→ WRITTEN REQUEST: Write out the entire listing below exactly, with the pictures left out.

▼

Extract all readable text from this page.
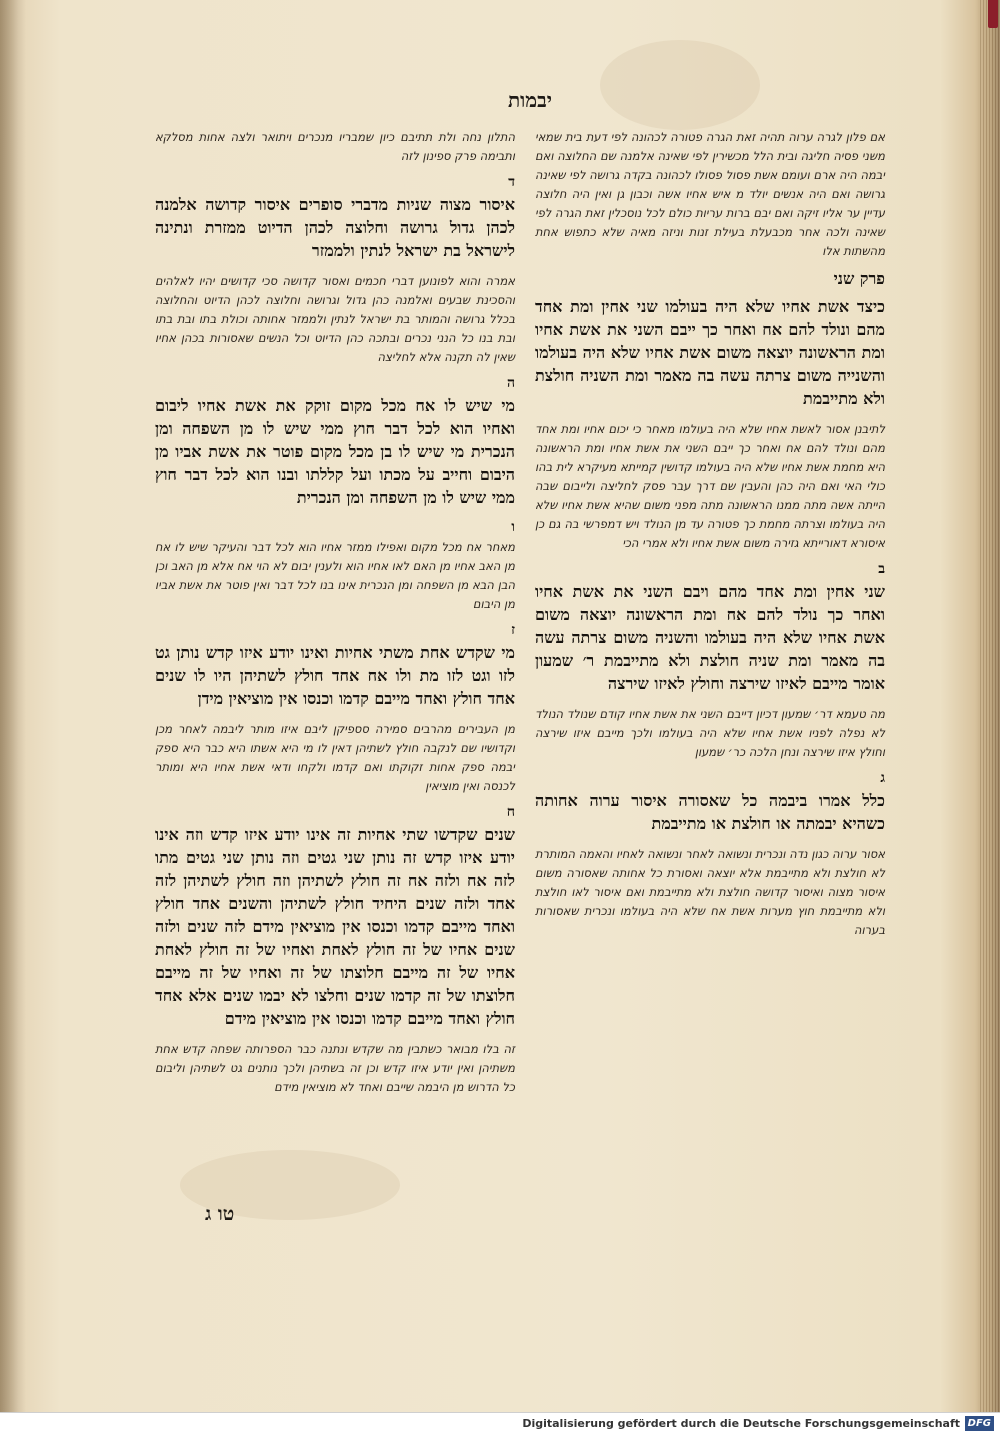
יבמות
אם פלון לגרה ערוה תהיה זאת הגרה פטורה לכהונה לפי דעת בית שמאי משני פסיה חליגה ובית הלל מכשירין לפי שאינה אלמנה שם החלוצה ואם יבמה היה ארם ועומם אשת פסול פסולו לכהונה בקדה גרושה לפי שאינה גרושה ואם היה אנשים יולד מ איש אחיו אשה וכבון גן ואין היה חלוצה עדיין ער אליו זיקה ואם יבם ברות עריות כולם לכל נוסכלין זאת הגרה לפי שאינה ולכה אחר מכבעלת בעילת זנות וניזה מאיה שלא כתפוש אחת מהשתות אלו
פרק שני
כיצד אשת אחיו שלא היה בעולמו שני אחין ומת אחד מהם ונולד להם אח ואחר כך ייבם השני את אשת אחיו ומת הראשונה יוצאה משום אשת אחיו שלא היה בעולמו והשנייה משום צרתה עשה בה מאמר ומת השניה חולצת ולא מתייבמת
לתיבנן אסור לאשת אחיו שלא היה בעולמו מאחר כי יכום אחיו ומת אחד מהם ונולד להם אח ואחר כך ייבם השני את אשת אחיו ומת הראשונה היא מחמת אשת אחיו שלא היה בעולמו קדושין קמייתא מעיקרא לית בהו כולי האי ואם היה כהן והעבין שם דרך עבר פסק לחליצה ולייבום שבה הייתה אשה מתה ממנו הראשונה מתה מפני משום שהיא אשת אחיו שלא היה בעולמו וצרתה מחמת כך פטורה עד מן הנולד ויש דמפרשי בה גם כן איסורא דאורייתא גזירה משום אשת אחיו ולא אמרי הכי
ב
שני אחין ומת אחד מהם ויבם השני את אשת אחיו ואחר כך נולד להם אח ומת הראשונה יוצאה משום אשת אחיו שלא היה בעולמו והשניה משום צרתה עשה בה מאמר ומת שניה חולצת ולא מתייבמת ר׳ שמעון אומר מייבם לאיזו שירצה וחולץ לאיזו שירצה
מה טעמא דר׳ שמעון דכיון דייבם השני את אשת אחיו קודם שנולד הנולד לא נפלה לפניו אשת אחיו שלא היה בעולמו ולכך מייבם איזו שירצה וחולץ איזו שירצה ונחן הלכה כר׳ שמעון
ג
כלל אמרו ביבמה כל שאסורה איסור ערוה אחותה כשהיא יבמתה או חולצת או מתייבמת
אסור ערוה כגון נדה ונכרית ונשואה לאחר ונשואה לאחיו והאמה המותרת לא חולצת ולא מתייבמת אלא יוצאה ואסורת כל אחותה שאסורה משום איסור מצוה ואיסור קדושה חולצת ולא מתייבמת ואם איסור לאו חולצת ולא מתייבמת חוץ מערות אשת אח שלא היה בעולמו ונכרית שאסורות בערוה
התלון נחה ולת תתיבם כיון שמבריו מנכרים ויתואר ולצה אחות מסלקא ותבימה פרק ספינון לזה
ד
איסור מצוה שניות מדברי סופרים איסור קדושה אלמנה לכהן גדול גרושה וחלוצה לכהן הדיוט ממזרת ונתינה לישראל בת ישראל לנתין ולממזר
אמרה והוא לפונוען דברי חכמים ואסור קדושה סכי קדושים יהיו לאלהים והסכינת שבעים ואלמנה כהן גדול וגרושה וחלוצה לכהן הדיוט והחלוצה בכלל גרושה והמותר בת ישראל לנתין ולממזר אחותה וכולת בתו ובת בתו ובת בנו כל הנני נכרים ובתכה כהן הדיוט וכל הנשים שאסורות בכהן אחיו שאין לה תקנה אלא לחליצה
ה
מי שיש לו אח מכל מקום זוקק את אשת אחיו ליבום ואחיו הוא לכל דבר חוץ ממי שיש לו מן השפחה ומן הנכרית מי שיש לו בן מכל מקום פוטר את אשת אביו מן היבום וחייב על מכתו ועל קללתו ובנו הוא לכל דבר חוץ ממי שיש לו מן השפחה ומן הנכרית
ו
מאחר אח מכל מקום ואפילו ממזר אחיו הוא לכל דבר והעיקר שיש לו אח מן האב אחיו מן האם לאו אחיו הוא ולענין יבום לא הוי אח אלא מן האב וכן הבן הבא מן השפחה ומן הנכרית אינו בנו לכל דבר ואין פוטר את אשת אביו מן היבום
ז
מי שקדש אחת משתי אחיות ואינו יודע איזו קדש נותן גט לזו וגט לזו מת ולו אח אחד חולץ לשתיהן היו לו שנים אחד חולץ ואחד מייבם קדמו וכנסו אין מוציאין מידן
מן העבירים מהרבים סמירה סספיקן ליבם איזו מותר ליבמה לאחר מכן וקדושיו שם לנקבה חולץ לשתיהן דאין לו מי היא אשתו היא כבר היא ספק יבמה ספק אחות זקוקתו ואם קדמו ולקחו ודאי אשת אחיו היא ומותר לכנסה ואין מוציאין
ח
שנים שקדשו שתי אחיות זה אינו יודע איזו קדש וזה אינו יודע איזו קדש זה נותן שני גטים וזה נותן שני גטים מתו לזה אח ולזה אח זה חולץ לשתיהן וזה חולץ לשתיהן לזה אחד ולזה שנים היחיד חולץ לשתיהן והשנים אחד חולץ ואחד מייבם קדמו וכנסו אין מוציאין מידם לזה שנים ולזה שנים אחיו של זה חולץ לאחת ואחיו של זה חולץ לאחת אחיו של זה מייבם חלוצתו של זה ואחיו של זה מייבם חלוצתו של זה קדמו שנים וחלצו לא יבמו שנים אלא אחד חולץ ואחד מייבם קדמו וכנסו אין מוציאין מידם
זה בלו מבואר כשתבין מה שקדש ונתנה כבר הספרותה שפחה קדש אחת משתיהן ואין יודע איזו קדש וכן זה בשתיהן ולכך נותנים גט לשתיהן וליבום כל הדרוש מן היבמה שייבם ואחד לא מוציאין מידם
טו ג
Digitalisierung gefördert durch die Deutsche Forschungsgemeinschaft DFG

▲

→ ANSWER BELOW:
Extract all readable text from this page.
יבמות
אם פלון לגרה ערוה תהיה זאת הגרה פטורה לכהונה לפי דעת בית שמאי משני פסיה חליגה ובית הלל מכשירין לפי שאינה אלמנה שם החלוצה ואם יבמה היה ארם ועומם אשת פסול פסולו לכהונה בקדה גרושה לפי שאינה גרושה ואם היה אנשים יולד מ איש אחיו אשה וכבון גן ואין היה חלוצה עדיין ער אליו זיקה ואם יבם ברות עריות כולם לכל נוסכלין זאת הגרה לפי שאינה ולכה אחר מכבעלת בעילת זנות וניזה מאיה שלא כתפוש אחת מהשתות אלו
פרק שני
כיצד אשת אחיו שלא היה בעולמו שני אחין ומת אחד מהם ונולד להם אח ואחר כך ייבם השני את אשת אחיו ומת הראשונה יוצאה משום אשת אחיו שלא היה בעולמו והשנייה משום צרתה עשה בה מאמר ומת השניה חולצת ולא מתייבמת
לתיבנן אסור לאשת אחיו שלא היה בעולמו מאחר כי יכום אחיו ומת אחד מהם ונולד להם אח ואחר כך ייבם השני את אשת אחיו ומת הראשונה היא מחמת אשת אחיו שלא היה בעולמו קדושין קמייתא מעיקרא לית בהו כולי האי ואם היה כהן והעבין שם דרך עבר פסק לחליצה ולייבום שבה הייתה אשה מתה ממנו הראשונה מתה מפני משום שהיא אשת אחיו שלא היה בעולמו וצרתה מחמת כך פטורה עד מן הנולד ויש דמפרשי בה גם כן איסורא דאורייתא גזירה משום אשת אחיו ולא אמרי הכי
ב
שני אחין ומת אחד מהם ויבם השני את אשת אחיו ואחר כך נולד להם אח ומת הראשונה יוצאה משום אשת אחיו שלא היה בעולמו והשניה משום צרתה עשה בה מאמר ומת שניה חולצת ולא מתייבמת ר׳ שמעון אומר מייבם לאיזו שירצה וחולץ לאיזו שירצה
מה טעמא דר׳ שמעון דכיון דייבם השני את אשת אחיו קודם שנולד הנולד לא נפלה לפניו אשת אחיו שלא היה בעולמו ולכך מייבם איזו שירצה וחולץ איזו שירצה ונחן הלכה כר׳ שמעון
ג
כלל אמרו ביבמה כל שאסורה איסור ערוה אחותה כשהיא יבמתה או חולצת או מתייבמת
אסור ערוה כגון נדה ונכרית ונשואה לאחר ונשואה לאחיו והאמה המותרת לא חולצת ולא מתייבמת אלא יוצאה ואסורת כל אחותה שאסורה משום איסור מצוה ואיסור קדושה חולצת ולא מתייבמת ואם איסור לאו חולצת ולא מתייבמת חוץ מערות אשת אח שלא היה בעולמו ונכרית שאסורות בערוה
התלון נחה ולת תתיבם כיון שמבריו מנכרים ויתואר ולצה אחות מסלקא ותבימה פרק ספינון לזה
ד
איסור מצוה שניות מדברי סופרים איסור קדושה אלמנה לכהן גדול גרושה וחלוצה לכהן הדיוט ממזרת ונתינה לישראל בת ישראל לנתין ולממזר
אמרה והוא לפונוען דברי חכמים ואסור קדושה סכי קדושים יהיו לאלהים והסכינת שבעים ואלמנה כהן גדול וגרושה וחלוצה לכהן הדיוט והחלוצה בכלל גרושה והמותר בת ישראל לנתין ולממזר אחותה וכולת בתו ובת בתו ובת בנו כל הנני נכרים ובתכה כהן הדיוט וכל הנשים שאסורות בכהן אחיו שאין לה תקנה אלא לחליצה
ה
מי שיש לו אח מכל מקום זוקק את אשת אחיו ליבום ואחיו הוא לכל דבר חוץ ממי שיש לו מן השפחה ומן הנכרית מי שיש לו בן מכל מקום פוטר את אשת אביו מן היבום וחייב על מכתו ועל קללתו ובנו הוא לכל דבר חוץ ממי שיש לו מן השפחה ומן הנכרית
ו
מאחר אח מכל מקום ואפילו ממזר אחיו הוא לכל דבר והעיקר שיש לו אח מן האב אחיו מן האם לאו אחיו הוא ולענין יבום לא הוי אח אלא מן האב וכן הבן הבא מן השפחה ומן הנכרית אינו בנו לכל דבר ואין פוטר את אשת אביו מן היבום
ז
מי שקדש אחת משתי אחיות ואינו יודע איזו קדש נותן גט לזו וגט לזו מת ולו אח אחד חולץ לשתיהן היו לו שנים אחד חולץ ואחד מייבם קדמו וכנסו אין מוציאין מידן
מן העבירים מהרבים סמירה סספיקן ליבם איזו מותר ליבמה לאחר מכן וקדושיו שם לנקבה חולץ לשתיהן דאין לו מי היא אשתו היא כבר היא ספק יבמה ספק אחות זקוקתו ואם קדמו ולקחו ודאי אשת אחיו היא ומותר לכנסה ואין מוציאין
ח
שנים שקדשו שתי אחיות זה אינו יודע איזו קדש וזה אינו יודע איזו קדש זה נותן שני גטים וזה נותן שני גטים מתו לזה אח ולזה אח זה חולץ לשתיהן וזה חולץ לשתיהן לזה אחד ולזה שנים היחיד חולץ לשתיהן והשנים אחד חולץ ואחד מייבם קדמו וכנסו אין מוציאין מידם לזה שנים ולזה שנים אחיו של זה חולץ לאחת ואחיו של זה חולץ לאחת אחיו של זה מייבם חלוצתו של זה ואחיו של זה מייבם חלוצתו של זה קדמו שנים וחלצו לא יבמו שנים אלא אחד חולץ ואחד מייבם קדמו וכנסו אין מוציאין מידם
זה בלו מבואר כשתבין מה שקדש ונתנה כבר הספרותה שפחה קדש אחת משתיהן ואין יודע איזו קדש וכן זה בשתיהן ולכך נותנים גט לשתיהן וליבום כל הדרוש מן היבמה שייבם ואחד לא מוציאין מידם
טו ג
Digitalisierung gefördert durch die Deutsche Forschungsgemeinschaft DFG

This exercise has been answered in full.